* start *

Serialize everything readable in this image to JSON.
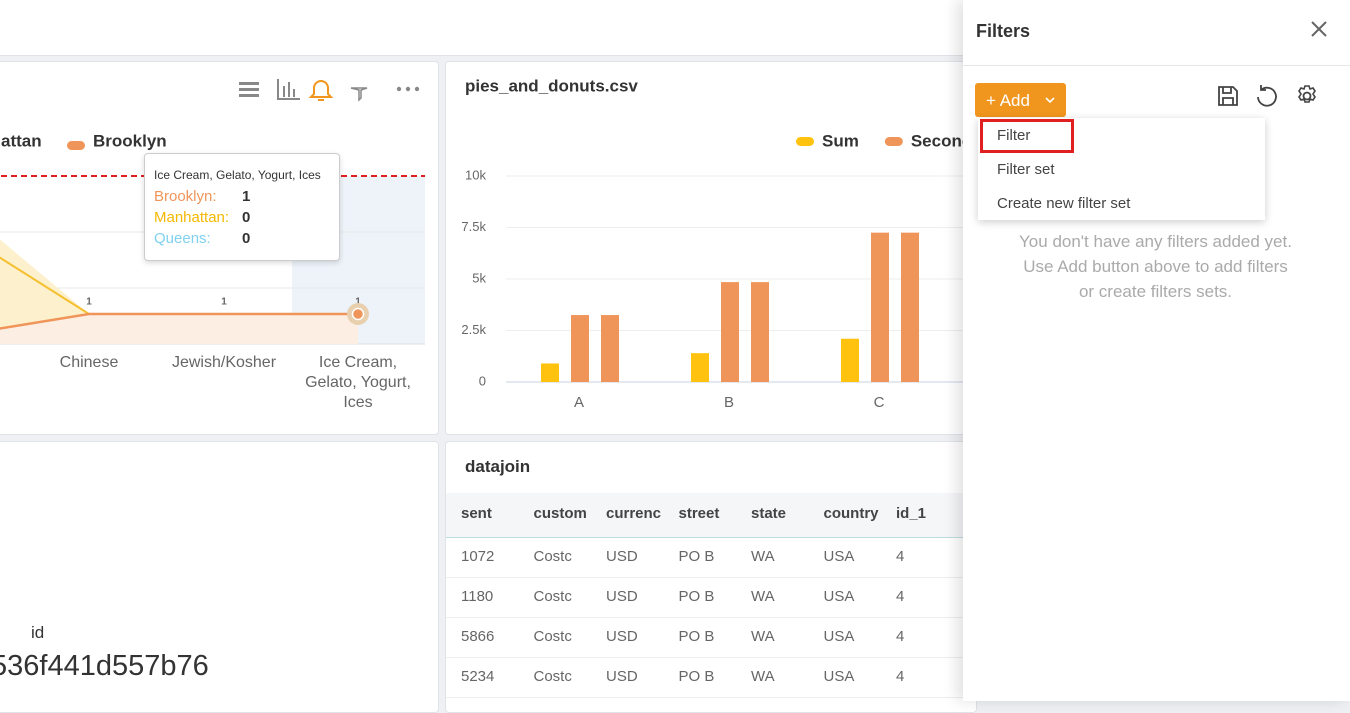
{
  "line_panel": {
    "legend": [
      "attan",
      "Brooklyn"
    ],
    "categories": [
      "Chinese",
      "Jewish/Kosher",
      "Ice Cream, Gelato, Yogurt, Ices"
    ],
    "values": [
      1,
      1,
      1
    ],
    "tooltip": {
      "title": "Ice Cream, Gelato, Yogurt, Ices",
      "rows": [
        {
          "label": "Brooklyn:",
          "value": 1,
          "color": "#f0955a"
        },
        {
          "label": "Manhattan:",
          "value": 0,
          "color": "#f5b800"
        },
        {
          "label": "Queens:",
          "value": 0,
          "color": "#7fd1f0"
        }
      ]
    }
  },
  "chart_data": {
    "type": "bar",
    "title": "pies_and_donuts.csv",
    "categories": [
      "A",
      "B",
      "C"
    ],
    "series": [
      {
        "name": "Sum",
        "color": "#ffc20e",
        "values": [
          900,
          1400,
          2100
        ]
      },
      {
        "name": "Seconc",
        "color": "#f0955a",
        "values": [
          3250,
          4850,
          7250
        ]
      },
      {
        "color": "#f0955a",
        "values": [
          3250,
          4850,
          7250
        ]
      }
    ],
    "ylim": [
      0,
      10000
    ],
    "yticks": [
      0,
      {
        "value": 2500,
        "label": "2.5k"
      },
      {
        "value": 5000,
        "label": "5k"
      },
      {
        "value": 7500,
        "label": "7.5k"
      },
      {
        "value": 10000,
        "label": "10k"
      }
    ],
    "grid": true
  },
  "big_number": {
    "label": "id",
    "value": "536f441d557b76"
  },
  "table": {
    "title": "datajoin",
    "columns": [
      "sent",
      "custom",
      "currenc",
      "street",
      "state",
      "country",
      "id_1"
    ],
    "rows": [
      [
        "1072",
        "Costc",
        "USD",
        "PO B",
        "WA",
        "USA",
        "4"
      ],
      [
        "1180",
        "Costc",
        "USD",
        "PO B",
        "WA",
        "USA",
        "4"
      ],
      [
        "5866",
        "Costc",
        "USD",
        "PO B",
        "WA",
        "USA",
        "4"
      ],
      [
        "5234",
        "Costc",
        "USD",
        "PO B",
        "WA",
        "USA",
        "4"
      ]
    ]
  },
  "filters": {
    "title": "Filters",
    "add_button": "+ Add",
    "menu": [
      "Filter",
      "Filter set",
      "Create new filter set"
    ],
    "empty_message": [
      "You don't have any filters added yet.",
      "Use Add button above to add filters",
      "or create filters sets."
    ]
  }
}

* end *

Work required: Transcribe every entry above exactly. Omit all pictures.

Task result:
Serialize everything readable in this image to JSON.
{
  "line_panel": {
    "legend": [
      "attan",
      "Brooklyn"
    ],
    "categories": [
      "Chinese",
      "Jewish/Kosher",
      "Ice Cream, Gelato, Yogurt, Ices"
    ],
    "values": [
      1,
      1,
      1
    ],
    "tooltip": {
      "title": "Ice Cream, Gelato, Yogurt, Ices",
      "rows": [
        {
          "label": "Brooklyn:",
          "value": 1,
          "color": "#f0955a"
        },
        {
          "label": "Manhattan:",
          "value": 0,
          "color": "#f5b800"
        },
        {
          "label": "Queens:",
          "value": 0,
          "color": "#7fd1f0"
        }
      ]
    }
  },
  "chart_data": {
    "type": "bar",
    "title": "pies_and_donuts.csv",
    "categories": [
      "A",
      "B",
      "C"
    ],
    "series": [
      {
        "name": "Sum",
        "color": "#ffc20e",
        "values": [
          900,
          1400,
          2100
        ]
      },
      {
        "name": "Seconc",
        "color": "#f0955a",
        "values": [
          3250,
          4850,
          7250
        ]
      },
      {
        "color": "#f0955a",
        "values": [
          3250,
          4850,
          7250
        ]
      }
    ],
    "ylim": [
      0,
      10000
    ],
    "yticks": [
      0,
      {
        "value": 2500,
        "label": "2.5k"
      },
      {
        "value": 5000,
        "label": "5k"
      },
      {
        "value": 7500,
        "label": "7.5k"
      },
      {
        "value": 10000,
        "label": "10k"
      }
    ],
    "grid": true
  },
  "big_number": {
    "label": "id",
    "value": "536f441d557b76"
  },
  "table": {
    "title": "datajoin",
    "columns": [
      "sent",
      "custom",
      "currenc",
      "street",
      "state",
      "country",
      "id_1"
    ],
    "rows": [
      [
        "1072",
        "Costc",
        "USD",
        "PO B",
        "WA",
        "USA",
        "4"
      ],
      [
        "1180",
        "Costc",
        "USD",
        "PO B",
        "WA",
        "USA",
        "4"
      ],
      [
        "5866",
        "Costc",
        "USD",
        "PO B",
        "WA",
        "USA",
        "4"
      ],
      [
        "5234",
        "Costc",
        "USD",
        "PO B",
        "WA",
        "USA",
        "4"
      ]
    ]
  },
  "filters": {
    "title": "Filters",
    "add_button": "+ Add",
    "menu": [
      "Filter",
      "Filter set",
      "Create new filter set"
    ],
    "empty_message": [
      "You don't have any filters added yet.",
      "Use Add button above to add filters",
      "or create filters sets."
    ]
  }
}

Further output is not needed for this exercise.